Leave out the pictures and return every entry exactly as it appears.

## Begin INPUT MATERIAL

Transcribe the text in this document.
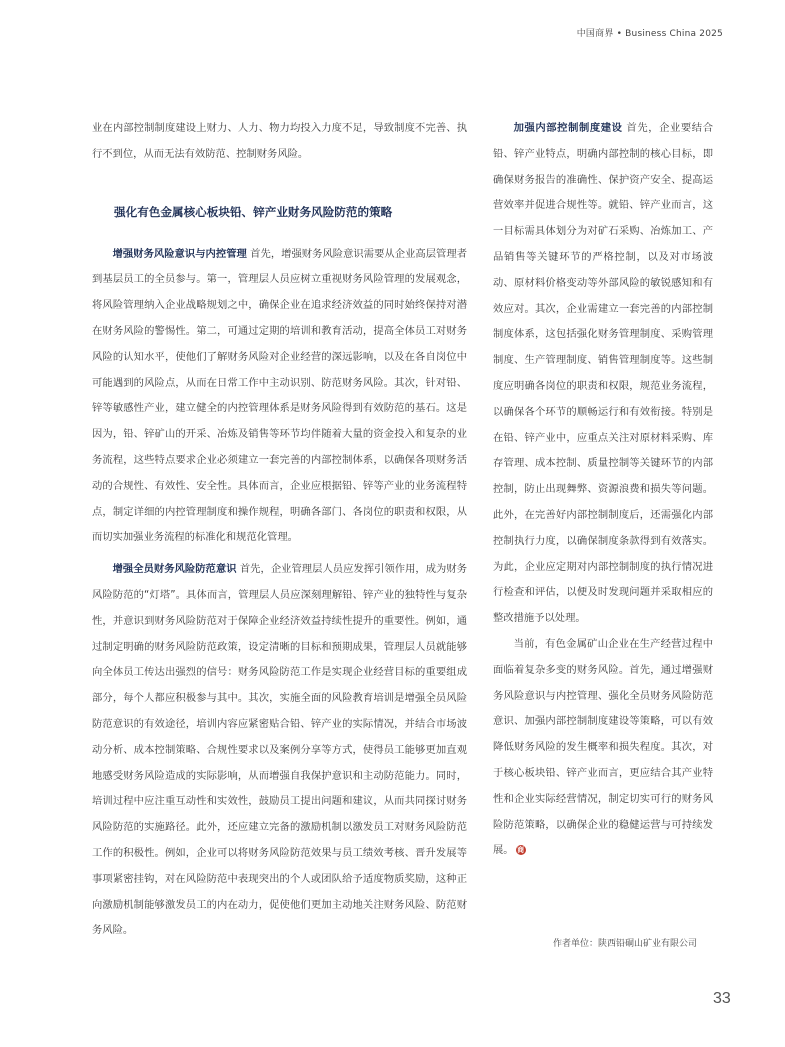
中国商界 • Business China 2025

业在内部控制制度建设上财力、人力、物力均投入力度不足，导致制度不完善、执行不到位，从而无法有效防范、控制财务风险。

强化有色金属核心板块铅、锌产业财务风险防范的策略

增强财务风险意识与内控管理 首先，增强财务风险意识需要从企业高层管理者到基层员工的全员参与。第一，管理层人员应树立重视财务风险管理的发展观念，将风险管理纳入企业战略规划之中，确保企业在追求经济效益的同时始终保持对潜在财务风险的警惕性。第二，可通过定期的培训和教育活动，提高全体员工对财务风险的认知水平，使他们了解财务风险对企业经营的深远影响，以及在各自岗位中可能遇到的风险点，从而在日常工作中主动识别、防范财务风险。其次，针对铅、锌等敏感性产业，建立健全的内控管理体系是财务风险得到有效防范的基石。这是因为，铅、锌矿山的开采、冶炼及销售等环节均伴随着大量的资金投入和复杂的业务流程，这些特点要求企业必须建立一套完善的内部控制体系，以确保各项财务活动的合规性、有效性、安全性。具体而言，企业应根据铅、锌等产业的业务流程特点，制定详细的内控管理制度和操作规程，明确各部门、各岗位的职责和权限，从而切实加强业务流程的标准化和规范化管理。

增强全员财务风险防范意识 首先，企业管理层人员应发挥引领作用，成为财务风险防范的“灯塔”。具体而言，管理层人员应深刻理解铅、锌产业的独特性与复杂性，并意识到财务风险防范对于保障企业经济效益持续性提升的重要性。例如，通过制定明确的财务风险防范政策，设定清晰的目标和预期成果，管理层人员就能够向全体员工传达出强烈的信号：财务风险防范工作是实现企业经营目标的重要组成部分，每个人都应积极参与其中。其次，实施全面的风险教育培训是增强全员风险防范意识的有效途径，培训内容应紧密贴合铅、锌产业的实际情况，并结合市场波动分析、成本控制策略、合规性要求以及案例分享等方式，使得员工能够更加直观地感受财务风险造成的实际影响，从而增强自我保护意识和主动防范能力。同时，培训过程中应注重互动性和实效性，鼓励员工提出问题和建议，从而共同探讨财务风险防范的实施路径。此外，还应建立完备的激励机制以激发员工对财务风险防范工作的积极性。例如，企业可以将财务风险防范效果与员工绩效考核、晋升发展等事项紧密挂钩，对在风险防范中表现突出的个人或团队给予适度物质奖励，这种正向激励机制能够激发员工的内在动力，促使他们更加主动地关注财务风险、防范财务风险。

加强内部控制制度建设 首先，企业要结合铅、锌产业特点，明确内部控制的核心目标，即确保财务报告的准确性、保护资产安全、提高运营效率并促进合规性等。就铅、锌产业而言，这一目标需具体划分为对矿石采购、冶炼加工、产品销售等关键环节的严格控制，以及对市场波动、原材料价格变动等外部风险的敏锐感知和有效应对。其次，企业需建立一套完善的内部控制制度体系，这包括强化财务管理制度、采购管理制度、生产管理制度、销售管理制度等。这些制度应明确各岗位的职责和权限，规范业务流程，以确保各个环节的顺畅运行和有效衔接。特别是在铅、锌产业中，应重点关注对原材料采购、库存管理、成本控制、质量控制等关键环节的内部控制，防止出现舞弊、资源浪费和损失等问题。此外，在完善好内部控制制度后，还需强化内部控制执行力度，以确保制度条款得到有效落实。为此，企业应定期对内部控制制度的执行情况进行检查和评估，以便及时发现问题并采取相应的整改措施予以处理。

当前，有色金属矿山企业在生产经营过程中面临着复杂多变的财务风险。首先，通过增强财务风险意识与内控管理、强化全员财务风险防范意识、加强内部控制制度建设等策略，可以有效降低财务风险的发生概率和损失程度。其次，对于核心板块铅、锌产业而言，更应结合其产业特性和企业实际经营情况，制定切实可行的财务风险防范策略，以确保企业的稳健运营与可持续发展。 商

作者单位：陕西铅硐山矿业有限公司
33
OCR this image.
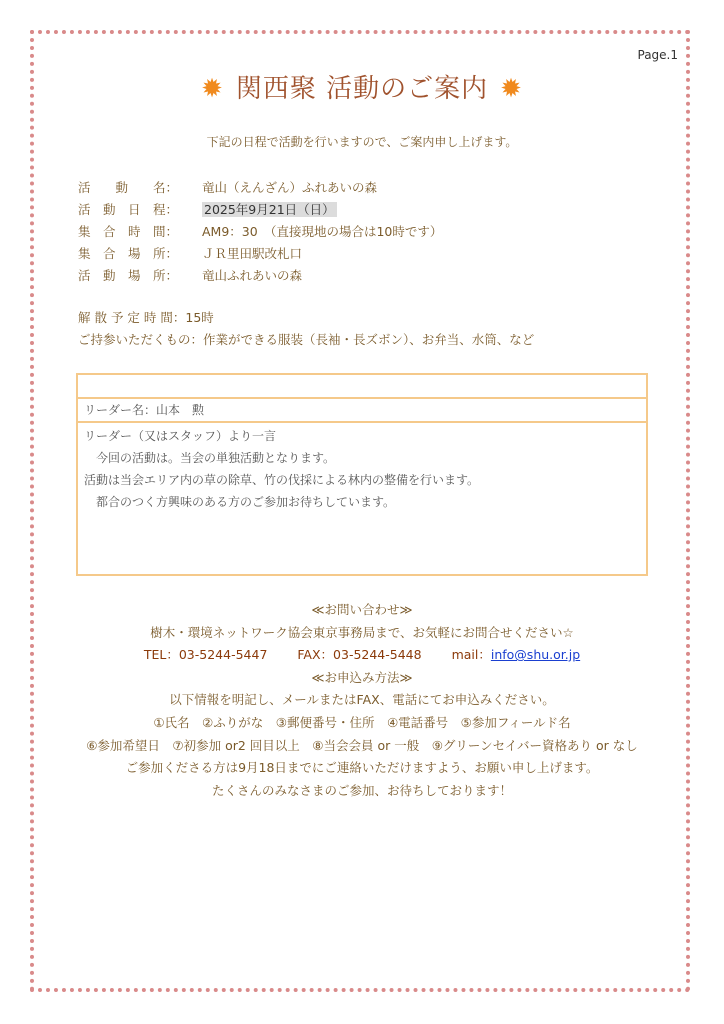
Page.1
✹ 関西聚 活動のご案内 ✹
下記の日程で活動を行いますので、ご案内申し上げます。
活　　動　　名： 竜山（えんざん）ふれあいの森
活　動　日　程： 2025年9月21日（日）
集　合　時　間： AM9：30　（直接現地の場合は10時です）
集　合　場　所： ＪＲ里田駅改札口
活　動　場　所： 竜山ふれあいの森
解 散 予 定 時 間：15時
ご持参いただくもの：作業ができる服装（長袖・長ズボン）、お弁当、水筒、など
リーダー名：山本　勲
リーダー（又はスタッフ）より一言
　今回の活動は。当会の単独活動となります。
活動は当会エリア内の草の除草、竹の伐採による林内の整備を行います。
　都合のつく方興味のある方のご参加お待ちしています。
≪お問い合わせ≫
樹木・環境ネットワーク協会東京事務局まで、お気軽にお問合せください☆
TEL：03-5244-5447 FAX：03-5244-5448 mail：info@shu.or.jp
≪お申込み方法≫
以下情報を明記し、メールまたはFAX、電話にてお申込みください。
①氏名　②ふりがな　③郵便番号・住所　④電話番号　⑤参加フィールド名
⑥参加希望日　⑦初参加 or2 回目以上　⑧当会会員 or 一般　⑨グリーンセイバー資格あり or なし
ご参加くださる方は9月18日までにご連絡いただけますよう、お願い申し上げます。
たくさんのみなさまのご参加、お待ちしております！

## End INPUT MATERIAL

> **FULL SOLUTION**
Transcribe the text in this document.
中国商界 • Business China 2025

业在内部控制制度建设上财力、人力、物力均投入力度不足，导致制度不完善、执行不到位，从而无法有效防范、控制财务风险。

强化有色金属核心板块铅、锌产业财务风险防范的策略

增强财务风险意识与内控管理 首先，增强财务风险意识需要从企业高层管理者到基层员工的全员参与。第一，管理层人员应树立重视财务风险管理的发展观念，将风险管理纳入企业战略规划之中，确保企业在追求经济效益的同时始终保持对潜在财务风险的警惕性。第二，可通过定期的培训和教育活动，提高全体员工对财务风险的认知水平，使他们了解财务风险对企业经营的深远影响，以及在各自岗位中可能遇到的风险点，从而在日常工作中主动识别、防范财务风险。其次，针对铅、锌等敏感性产业，建立健全的内控管理体系是财务风险得到有效防范的基石。这是因为，铅、锌矿山的开采、冶炼及销售等环节均伴随着大量的资金投入和复杂的业务流程，这些特点要求企业必须建立一套完善的内部控制体系，以确保各项财务活动的合规性、有效性、安全性。具体而言，企业应根据铅、锌等产业的业务流程特点，制定详细的内控管理制度和操作规程，明确各部门、各岗位的职责和权限，从而切实加强业务流程的标准化和规范化管理。

增强全员财务风险防范意识 首先，企业管理层人员应发挥引领作用，成为财务风险防范的“灯塔”。具体而言，管理层人员应深刻理解铅、锌产业的独特性与复杂性，并意识到财务风险防范对于保障企业经济效益持续性提升的重要性。例如，通过制定明确的财务风险防范政策，设定清晰的目标和预期成果，管理层人员就能够向全体员工传达出强烈的信号：财务风险防范工作是实现企业经营目标的重要组成部分，每个人都应积极参与其中。其次，实施全面的风险教育培训是增强全员风险防范意识的有效途径，培训内容应紧密贴合铅、锌产业的实际情况，并结合市场波动分析、成本控制策略、合规性要求以及案例分享等方式，使得员工能够更加直观地感受财务风险造成的实际影响，从而增强自我保护意识和主动防范能力。同时，培训过程中应注重互动性和实效性，鼓励员工提出问题和建议，从而共同探讨财务风险防范的实施路径。此外，还应建立完备的激励机制以激发员工对财务风险防范工作的积极性。例如，企业可以将财务风险防范效果与员工绩效考核、晋升发展等事项紧密挂钩，对在风险防范中表现突出的个人或团队给予适度物质奖励，这种正向激励机制能够激发员工的内在动力，促使他们更加主动地关注财务风险、防范财务风险。

加强内部控制制度建设 首先，企业要结合铅、锌产业特点，明确内部控制的核心目标，即确保财务报告的准确性、保护资产安全、提高运营效率并促进合规性等。就铅、锌产业而言，这一目标需具体划分为对矿石采购、冶炼加工、产品销售等关键环节的严格控制，以及对市场波动、原材料价格变动等外部风险的敏锐感知和有效应对。其次，企业需建立一套完善的内部控制制度体系，这包括强化财务管理制度、采购管理制度、生产管理制度、销售管理制度等。这些制度应明确各岗位的职责和权限，规范业务流程，以确保各个环节的顺畅运行和有效衔接。特别是在铅、锌产业中，应重点关注对原材料采购、库存管理、成本控制、质量控制等关键环节的内部控制，防止出现舞弊、资源浪费和损失等问题。此外，在完善好内部控制制度后，还需强化内部控制执行力度，以确保制度条款得到有效落实。为此，企业应定期对内部控制制度的执行情况进行检查和评估，以便及时发现问题并采取相应的整改措施予以处理。

当前，有色金属矿山企业在生产经营过程中面临着复杂多变的财务风险。首先，通过增强财务风险意识与内控管理、强化全员财务风险防范意识、加强内部控制制度建设等策略，可以有效降低财务风险的发生概率和损失程度。其次，对于核心板块铅、锌产业而言，更应结合其产业特性和企业实际经营情况，制定切实可行的财务风险防范策略，以确保企业的稳健运营与可持续发展。 商

作者单位：陕西铅硐山矿业有限公司
33
OCR this image.
Page.1
✹ 関西聚 活動のご案内 ✹
下記の日程で活動を行いますので、ご案内申し上げます。
活　　動　　名： 竜山（えんざん）ふれあいの森
活　動　日　程： 2025年9月21日（日）
集　合　時　間： AM9：30　（直接現地の場合は10時です）
集　合　場　所： ＪＲ里田駅改札口
活　動　場　所： 竜山ふれあいの森
解 散 予 定 時 間：15時
ご持参いただくもの：作業ができる服装（長袖・長ズボン）、お弁当、水筒、など
リーダー名：山本　勲
リーダー（又はスタッフ）より一言
　今回の活動は。当会の単独活動となります。
活動は当会エリア内の草の除草、竹の伐採による林内の整備を行います。
　都合のつく方興味のある方のご参加お待ちしています。
≪お問い合わせ≫
樹木・環境ネットワーク協会東京事務局まで、お気軽にお問合せください☆
TEL：03-5244-5447 FAX：03-5244-5448 mail：info@shu.or.jp
≪お申込み方法≫
以下情報を明記し、メールまたはFAX、電話にてお申込みください。
①氏名　②ふりがな　③郵便番号・住所　④電話番号　⑤参加フィールド名
⑥参加希望日　⑦初参加 or2 回目以上　⑧当会会員 or 一般　⑨グリーンセイバー資格あり or なし
ご参加くださる方は9月18日までにご連絡いただけますよう、お願い申し上げます。
たくさんのみなさまのご参加、お待ちしております！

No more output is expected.